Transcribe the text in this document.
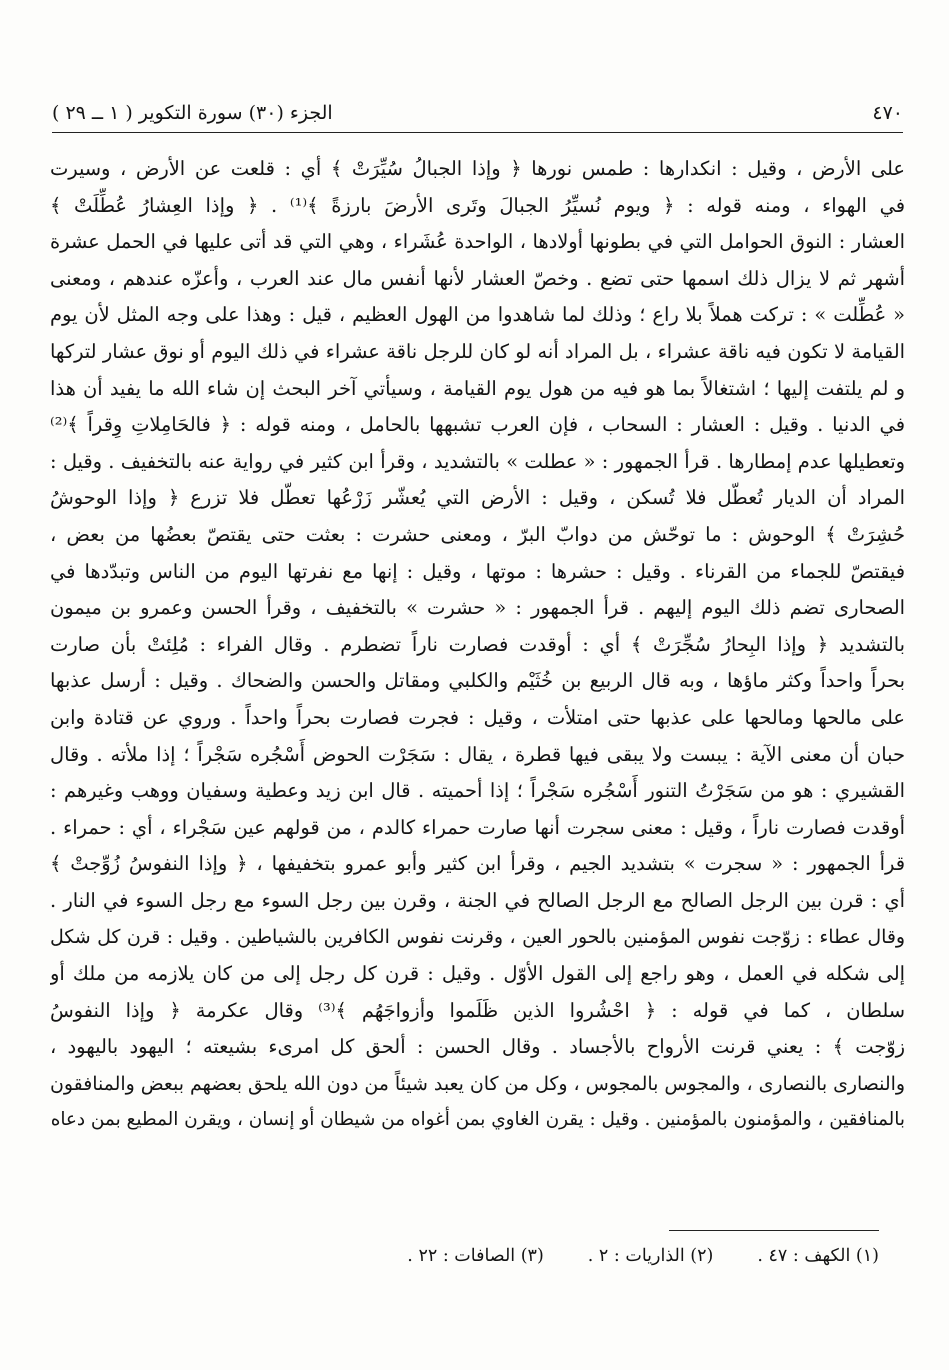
٤٧٠
الجزء (٣٠) سورة التكوير ( ١ ــ ٢٩ )
على الأرض ، وقيل : انكدارها : طمس نورها ﴿ وإذا الجبالُ سُيِّرَتْ ﴾ أي : قلعت عن الأرض ، وسيرت
في الهواء ، ومنه قوله : ﴿ ويوم نُسيِّرُ الجبالَ وتَرى الأرضَ بارزةً ﴾⁽¹⁾ . ﴿ وإذا العِشارُ عُطِّلَتْ ﴾
العشار : النوق الحوامل التي في بطونها أولادها ، الواحدة عُشَراء ، وهي التي قد أتى عليها في الحمل عشرة
أشهر ثم لا يزال ذلك اسمها حتى تضع . وخصّ العشار لأنها أنفس مال عند العرب ، وأعزّه عندهم ، ومعنى
« عُطِّلت » : تركت هملاً بلا راع ؛ وذلك لما شاهدوا من الهول العظيم ، قيل : وهذا على وجه المثل لأن يوم
القيامة لا تكون فيه ناقة عشراء ، بل المراد أنه لو كان للرجل ناقة عشراء في ذلك اليوم أو نوق عشار لتركها
و لم يلتفت إليها ؛ اشتغالاً بما هو فيه من هول يوم القيامة ، وسيأتي آخر البحث إن شاء الله ما يفيد أن هذا
في الدنيا . وقيل : العشار : السحاب ، فإن العرب تشبهها بالحامل ، ومنه قوله : ﴿ فالحَامِلاتِ وِقراً ﴾⁽²⁾
وتعطيلها عدم إمطارها . قرأ الجمهور : « عطلت » بالتشديد ، وقرأ ابن كثير في رواية عنه بالتخفيف . وقيل :
المراد أن الديار تُعطّل فلا تُسكن ، وقيل : الأرض التي يُعشّر زَرْعُها تعطّل فلا تزرع ﴿ وإذا الوحوشُ
حُشِرَتْ ﴾ الوحوش : ما توحّش من دوابّ البرّ ، ومعنى حشرت : بعثت حتى يقتصّ بعضُها من بعض ،
فيقتصّ للجماء من القرناء . وقيل : حشرها : موتها ، وقيل : إنها مع نفرتها اليوم من الناس وتبدّدها في
الصحارى تضم ذلك اليوم إليهم . قرأ الجمهور : « حشرت » بالتخفيف ، وقرأ الحسن وعمرو بن ميمون
بالتشديد ﴿ وإذا البِحارُ سُجِّرَتْ ﴾ أي : أوقدت فصارت ناراً تضطرم . وقال الفراء : مُلِئتْ بأن صارت
بحراً واحداً وكثر ماؤها ، وبه قال الربيع بن خُثَيْم والكلبي ومقاتل والحسن والضحاك . وقيل : أرسل عذبها
على مالحها ومالحها على عذبها حتى امتلأت ، وقيل : فجرت فصارت بحراً واحداً . وروي عن قتادة وابن
حبان أن معنى الآية : يبست ولا يبقى فيها قطرة ، يقال : سَجَرْت الحوض أَسْجُره سَجْراً ؛ إذا ملأته . وقال
القشيري : هو من سَجَرْتُ التنور أَسْجُره سَجْراً ؛ إذا أحميته . قال ابن زيد وعطية وسفيان ووهب وغيرهم :
أوقدت فصارت ناراً ، وقيل : معنى سجرت أنها صارت حمراء كالدم ، من قولهم عين سَجْراء ، أي : حمراء .
قرأ الجمهور : « سجرت » بتشديد الجيم ، وقرأ ابن كثير وأبو عمرو بتخفيفها ، ﴿ وإذا النفوسُ زُوِّجتْ ﴾
أي : قرن بين الرجل الصالح مع الرجل الصالح في الجنة ، وقرن بين رجل السوء مع رجل السوء في النار .
وقال عطاء : زوّجت نفوس المؤمنين بالحور العين ، وقرنت نفوس الكافرين بالشياطين . وقيل : قرن كل شكل
إلى شكله في العمل ، وهو راجع إلى القول الأوّل . وقيل : قرن كل رجل إلى من كان يلازمه من ملك أو
سلطان ، كما في قوله : ﴿ احْشُروا الذين ظَلَموا وأزواجَهُم ﴾⁽³⁾ وقال عكرمة ﴿ وإذا النفوسُ
زوّجت ﴾ : يعني قرنت الأرواح بالأجساد . وقال الحسن : ألحق كل امرىء بشيعته ؛ اليهود باليهود ،
والنصارى بالنصارى ، والمجوس بالمجوس ، وكل من كان يعبد شيئاً من دون الله يلحق بعضهم ببعض والمنافقون
بالمنافقين ، والمؤمنون بالمؤمنين . وقيل : يقرن الغاوي بمن أغواه من شيطان أو إنسان ، ويقرن المطيع بمن دعاه
(١) الكهف : ٤٧ .
(٢) الذاريات : ٢ .
(٣) الصافات : ٢٢ .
::::
What you are asked to do: Restate the records above in full, word for word. Keep pictures out.

Result for this exercise:
Transcribe the text in this document.
٤٧٠
الجزء (٣٠) سورة التكوير ( ١ ــ ٢٩ )
على الأرض ، وقيل : انكدارها : طمس نورها ﴿ وإذا الجبالُ سُيِّرَتْ ﴾ أي : قلعت عن الأرض ، وسيرت
في الهواء ، ومنه قوله : ﴿ ويوم نُسيِّرُ الجبالَ وتَرى الأرضَ بارزةً ﴾⁽¹⁾ . ﴿ وإذا العِشارُ عُطِّلَتْ ﴾
العشار : النوق الحوامل التي في بطونها أولادها ، الواحدة عُشَراء ، وهي التي قد أتى عليها في الحمل عشرة
أشهر ثم لا يزال ذلك اسمها حتى تضع . وخصّ العشار لأنها أنفس مال عند العرب ، وأعزّه عندهم ، ومعنى
« عُطِّلت » : تركت هملاً بلا راع ؛ وذلك لما شاهدوا من الهول العظيم ، قيل : وهذا على وجه المثل لأن يوم
القيامة لا تكون فيه ناقة عشراء ، بل المراد أنه لو كان للرجل ناقة عشراء في ذلك اليوم أو نوق عشار لتركها
و لم يلتفت إليها ؛ اشتغالاً بما هو فيه من هول يوم القيامة ، وسيأتي آخر البحث إن شاء الله ما يفيد أن هذا
في الدنيا . وقيل : العشار : السحاب ، فإن العرب تشبهها بالحامل ، ومنه قوله : ﴿ فالحَامِلاتِ وِقراً ﴾⁽²⁾
وتعطيلها عدم إمطارها . قرأ الجمهور : « عطلت » بالتشديد ، وقرأ ابن كثير في رواية عنه بالتخفيف . وقيل :
المراد أن الديار تُعطّل فلا تُسكن ، وقيل : الأرض التي يُعشّر زَرْعُها تعطّل فلا تزرع ﴿ وإذا الوحوشُ
حُشِرَتْ ﴾ الوحوش : ما توحّش من دوابّ البرّ ، ومعنى حشرت : بعثت حتى يقتصّ بعضُها من بعض ،
فيقتصّ للجماء من القرناء . وقيل : حشرها : موتها ، وقيل : إنها مع نفرتها اليوم من الناس وتبدّدها في
الصحارى تضم ذلك اليوم إليهم . قرأ الجمهور : « حشرت » بالتخفيف ، وقرأ الحسن وعمرو بن ميمون
بالتشديد ﴿ وإذا البِحارُ سُجِّرَتْ ﴾ أي : أوقدت فصارت ناراً تضطرم . وقال الفراء : مُلِئتْ بأن صارت
بحراً واحداً وكثر ماؤها ، وبه قال الربيع بن خُثَيْم والكلبي ومقاتل والحسن والضحاك . وقيل : أرسل عذبها
على مالحها ومالحها على عذبها حتى امتلأت ، وقيل : فجرت فصارت بحراً واحداً . وروي عن قتادة وابن
حبان أن معنى الآية : يبست ولا يبقى فيها قطرة ، يقال : سَجَرْت الحوض أَسْجُره سَجْراً ؛ إذا ملأته . وقال
القشيري : هو من سَجَرْتُ التنور أَسْجُره سَجْراً ؛ إذا أحميته . قال ابن زيد وعطية وسفيان ووهب وغيرهم :
أوقدت فصارت ناراً ، وقيل : معنى سجرت أنها صارت حمراء كالدم ، من قولهم عين سَجْراء ، أي : حمراء .
قرأ الجمهور : « سجرت » بتشديد الجيم ، وقرأ ابن كثير وأبو عمرو بتخفيفها ، ﴿ وإذا النفوسُ زُوِّجتْ ﴾
أي : قرن بين الرجل الصالح مع الرجل الصالح في الجنة ، وقرن بين رجل السوء مع رجل السوء في النار .
وقال عطاء : زوّجت نفوس المؤمنين بالحور العين ، وقرنت نفوس الكافرين بالشياطين . وقيل : قرن كل شكل
إلى شكله في العمل ، وهو راجع إلى القول الأوّل . وقيل : قرن كل رجل إلى من كان يلازمه من ملك أو
سلطان ، كما في قوله : ﴿ احْشُروا الذين ظَلَموا وأزواجَهُم ﴾⁽³⁾ وقال عكرمة ﴿ وإذا النفوسُ
زوّجت ﴾ : يعني قرنت الأرواح بالأجساد . وقال الحسن : ألحق كل امرىء بشيعته ؛ اليهود باليهود ،
والنصارى بالنصارى ، والمجوس بالمجوس ، وكل من كان يعبد شيئاً من دون الله يلحق بعضهم ببعض والمنافقون
بالمنافقين ، والمؤمنون بالمؤمنين . وقيل : يقرن الغاوي بمن أغواه من شيطان أو إنسان ، ويقرن المطيع بمن دعاه
(١) الكهف : ٤٧ .
(٢) الذاريات : ٢ .
(٣) الصافات : ٢٢ .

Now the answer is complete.